::: Source data :::
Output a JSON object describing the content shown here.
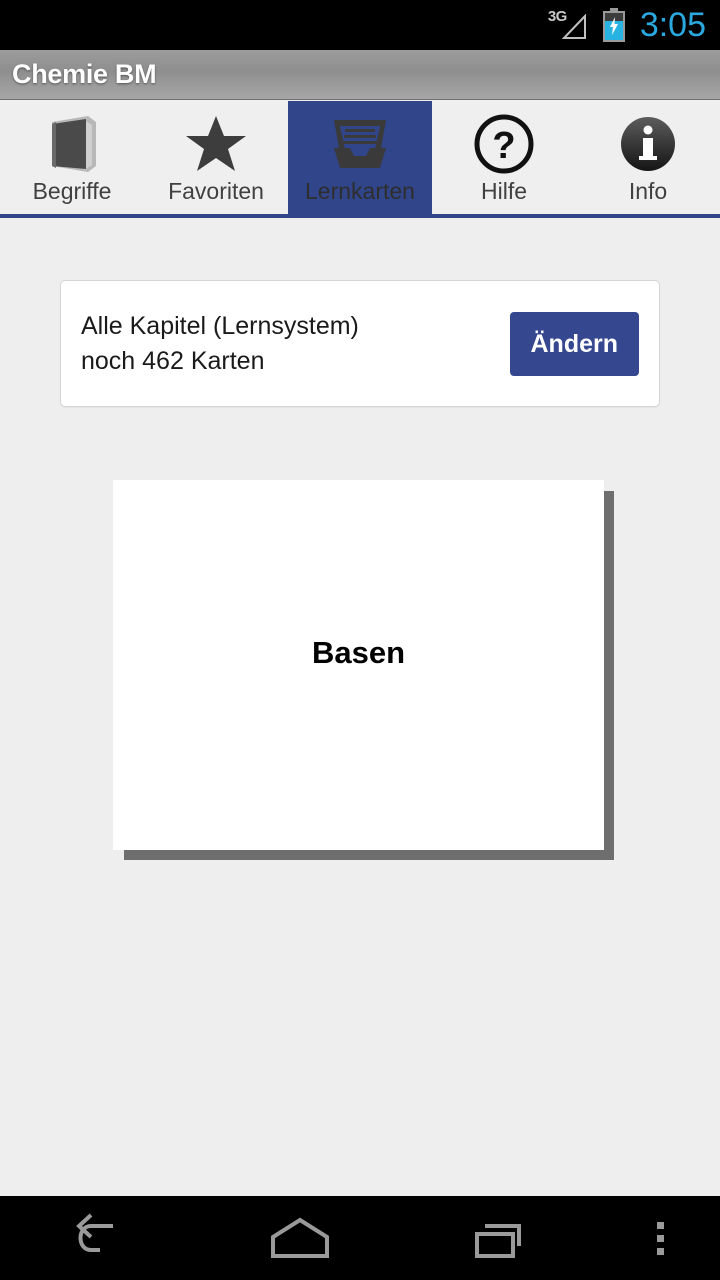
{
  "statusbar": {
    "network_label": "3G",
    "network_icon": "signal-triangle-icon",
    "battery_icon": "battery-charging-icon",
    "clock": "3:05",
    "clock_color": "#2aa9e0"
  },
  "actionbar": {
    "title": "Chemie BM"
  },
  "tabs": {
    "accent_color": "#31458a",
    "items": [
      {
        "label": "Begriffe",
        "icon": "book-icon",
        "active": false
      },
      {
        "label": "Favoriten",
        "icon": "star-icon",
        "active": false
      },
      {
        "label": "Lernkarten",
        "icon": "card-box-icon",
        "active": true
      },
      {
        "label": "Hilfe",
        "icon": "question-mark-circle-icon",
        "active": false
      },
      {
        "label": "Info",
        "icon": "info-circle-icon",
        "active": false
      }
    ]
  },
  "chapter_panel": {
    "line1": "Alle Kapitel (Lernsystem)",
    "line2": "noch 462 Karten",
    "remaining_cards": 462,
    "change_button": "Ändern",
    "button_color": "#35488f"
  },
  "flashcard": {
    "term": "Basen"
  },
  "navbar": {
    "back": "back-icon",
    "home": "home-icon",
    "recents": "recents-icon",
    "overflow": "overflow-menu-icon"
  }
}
:::
::: Source data :::
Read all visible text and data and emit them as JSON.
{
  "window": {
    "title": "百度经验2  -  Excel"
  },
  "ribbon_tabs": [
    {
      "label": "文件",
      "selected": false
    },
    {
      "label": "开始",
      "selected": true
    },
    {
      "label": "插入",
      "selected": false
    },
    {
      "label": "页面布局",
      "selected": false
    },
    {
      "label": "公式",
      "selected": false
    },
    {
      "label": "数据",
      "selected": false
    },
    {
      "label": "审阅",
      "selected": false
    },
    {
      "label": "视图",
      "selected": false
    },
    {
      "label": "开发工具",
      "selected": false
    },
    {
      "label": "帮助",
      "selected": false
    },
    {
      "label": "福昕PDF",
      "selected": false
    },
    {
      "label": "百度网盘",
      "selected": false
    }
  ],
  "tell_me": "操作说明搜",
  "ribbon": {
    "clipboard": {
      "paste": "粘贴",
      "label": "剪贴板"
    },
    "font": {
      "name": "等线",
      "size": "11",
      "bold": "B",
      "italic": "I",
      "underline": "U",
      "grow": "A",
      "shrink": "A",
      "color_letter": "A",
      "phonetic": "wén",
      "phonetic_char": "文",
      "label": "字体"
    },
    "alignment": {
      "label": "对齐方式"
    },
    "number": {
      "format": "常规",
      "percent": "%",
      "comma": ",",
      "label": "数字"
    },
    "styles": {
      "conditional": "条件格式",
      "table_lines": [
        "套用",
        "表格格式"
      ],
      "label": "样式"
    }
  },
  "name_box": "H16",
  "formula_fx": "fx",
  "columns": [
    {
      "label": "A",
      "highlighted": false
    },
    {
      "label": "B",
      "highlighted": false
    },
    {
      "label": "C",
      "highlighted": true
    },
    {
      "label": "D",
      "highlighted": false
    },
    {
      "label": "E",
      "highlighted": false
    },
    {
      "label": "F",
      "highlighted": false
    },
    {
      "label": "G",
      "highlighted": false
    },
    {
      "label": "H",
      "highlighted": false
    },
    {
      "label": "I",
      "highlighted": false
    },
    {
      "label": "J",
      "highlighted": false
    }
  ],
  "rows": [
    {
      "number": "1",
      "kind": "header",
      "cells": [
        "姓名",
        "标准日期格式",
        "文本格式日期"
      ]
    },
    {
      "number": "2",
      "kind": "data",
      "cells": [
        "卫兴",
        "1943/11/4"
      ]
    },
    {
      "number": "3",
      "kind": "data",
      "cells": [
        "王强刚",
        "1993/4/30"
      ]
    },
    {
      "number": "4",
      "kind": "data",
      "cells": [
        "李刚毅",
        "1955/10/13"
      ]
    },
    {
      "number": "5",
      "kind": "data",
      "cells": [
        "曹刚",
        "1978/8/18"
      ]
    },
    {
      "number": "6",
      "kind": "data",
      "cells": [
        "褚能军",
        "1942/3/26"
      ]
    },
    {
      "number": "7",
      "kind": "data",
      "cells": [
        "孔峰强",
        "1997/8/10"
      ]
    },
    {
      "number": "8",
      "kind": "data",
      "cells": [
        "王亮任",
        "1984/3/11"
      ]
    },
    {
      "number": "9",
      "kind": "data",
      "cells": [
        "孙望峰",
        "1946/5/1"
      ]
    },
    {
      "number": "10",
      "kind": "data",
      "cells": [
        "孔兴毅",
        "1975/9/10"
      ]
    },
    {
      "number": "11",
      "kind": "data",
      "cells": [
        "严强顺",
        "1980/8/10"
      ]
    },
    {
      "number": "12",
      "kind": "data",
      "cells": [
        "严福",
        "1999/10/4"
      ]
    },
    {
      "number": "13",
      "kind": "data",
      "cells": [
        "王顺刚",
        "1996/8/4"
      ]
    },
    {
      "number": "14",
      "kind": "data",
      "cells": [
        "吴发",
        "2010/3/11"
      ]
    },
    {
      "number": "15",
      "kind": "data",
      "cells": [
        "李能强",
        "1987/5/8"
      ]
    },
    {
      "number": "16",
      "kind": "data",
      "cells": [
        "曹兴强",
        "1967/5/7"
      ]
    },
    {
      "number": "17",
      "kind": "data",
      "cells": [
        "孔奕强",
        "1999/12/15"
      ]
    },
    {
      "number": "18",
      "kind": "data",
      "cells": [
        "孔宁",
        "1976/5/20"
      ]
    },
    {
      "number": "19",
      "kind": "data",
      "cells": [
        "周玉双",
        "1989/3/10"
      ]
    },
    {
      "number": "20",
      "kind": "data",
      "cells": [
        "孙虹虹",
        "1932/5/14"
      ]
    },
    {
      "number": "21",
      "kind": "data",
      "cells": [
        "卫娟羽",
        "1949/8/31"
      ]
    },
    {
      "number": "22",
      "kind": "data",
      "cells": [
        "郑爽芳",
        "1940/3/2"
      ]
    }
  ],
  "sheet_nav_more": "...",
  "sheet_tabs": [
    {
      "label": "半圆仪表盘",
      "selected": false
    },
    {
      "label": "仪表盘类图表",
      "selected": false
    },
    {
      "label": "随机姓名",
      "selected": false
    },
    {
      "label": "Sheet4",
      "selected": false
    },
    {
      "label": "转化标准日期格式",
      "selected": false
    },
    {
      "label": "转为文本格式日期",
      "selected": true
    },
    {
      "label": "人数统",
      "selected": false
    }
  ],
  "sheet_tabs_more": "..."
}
:::
--- Aim of the task ---
Choose all lines containing the string "circle" and copy them out.

--- Solution for this exercise ---
        "icon": "question-mark-circle-icon",
        "icon": "info-circle-icon",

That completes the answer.